John Sherman Cooper (August 23, 1901 – February 21, 1991) was a politician, jurist, and diplomat from the U.S. state of Kentucky. He served three non-consecutive, partial terms in the United States Senate before being elected to two full terms in 1960 and 1966. He also served as U.S. Ambassador to India from 1955 to 1956 and U.S. Ambassador to East Germany from 1974 to 1976. He was the first Republican to be popularly elected to more than one term as a senator from Kentucky and, in both 1960 and 1966, he set records for the largest victory margin for a Kentucky senatorial candidate from either party.
Cooper's first political service was as a member of the Kentucky House of Representatives from 1927 to 1929. In 1930, he was elected county judge of Pulaski County. After a failed gubernatorial bid in 1939, he joined the U.S. Army in 1942. During World War II, he earned the Bronze Star Medal for reorganizing the Bavarian judicial system after the allied victory in Europe. While still in Germany, he was elected circuit judge for Kentucky's 28th district. He returned home to accept the judgeship, which he held for less than a year before resigning to seek election to A. B. "Happy" Chandler's vacated seat in the U.S. Senate. He won the seat by 41,823 votes, the largest victory margin by any Republican for any office in Kentucky up to that time.

> [Directives]
1. List every public office that the Cooper biography says he held.
2. Write out the part of the Cooper biography that opens with the words "Cooper's first political" and closes with "to that time.", swapping "Bronze Star Medal" for "Silver Star".

> [Data segment]
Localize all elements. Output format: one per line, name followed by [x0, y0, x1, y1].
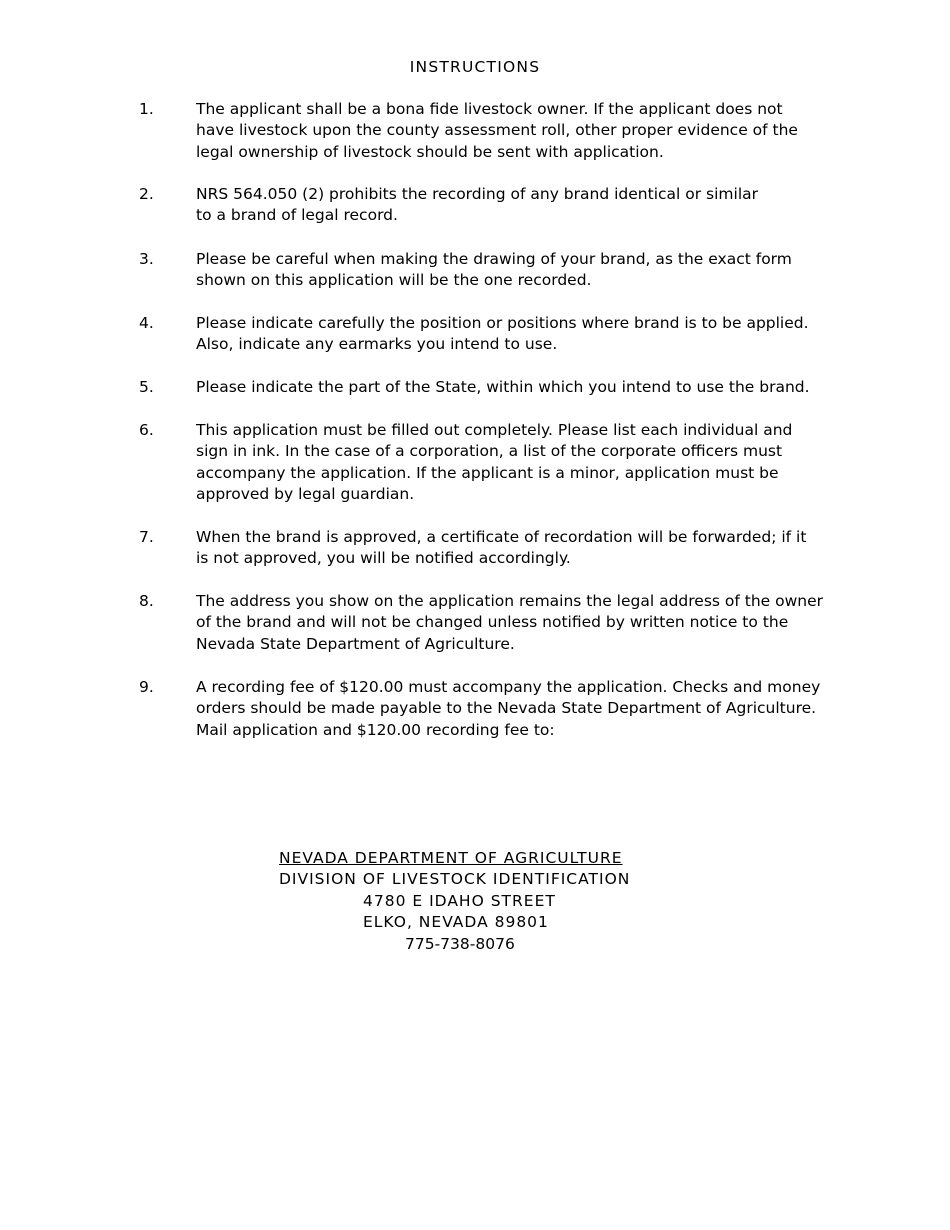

> [List of solutions]
1.
- Member of the Kentucky House of Representatives
- County judge of Pulaski County
- U.S. Ambassador to India
- Circuit judge for Kentucky's 28th district
- United States Senator
- U.S. Ambassador to East Germany

2.
Cooper's first political service was as a member of the Kentucky House of Representatives from 1927 to 1929. In 1930, he was elected county judge of Pulaski County. After a failed gubernatorial bid in 1939, he joined the U.S. Army in 1942. During World War II, he earned the Silver Star for reorganizing the Bavarian judicial system after the allied victory in Europe. While still in Germany, he was elected circuit judge for Kentucky's 28th district. He returned home to accept the judgeship, which he held for less than a year before resigning to seek election to A. B. "Happy" Chandler's vacated seat in the U.S. Senate. He won the seat by 41,823 votes, the largest victory margin by any Republican for any office in Kentucky up to that time.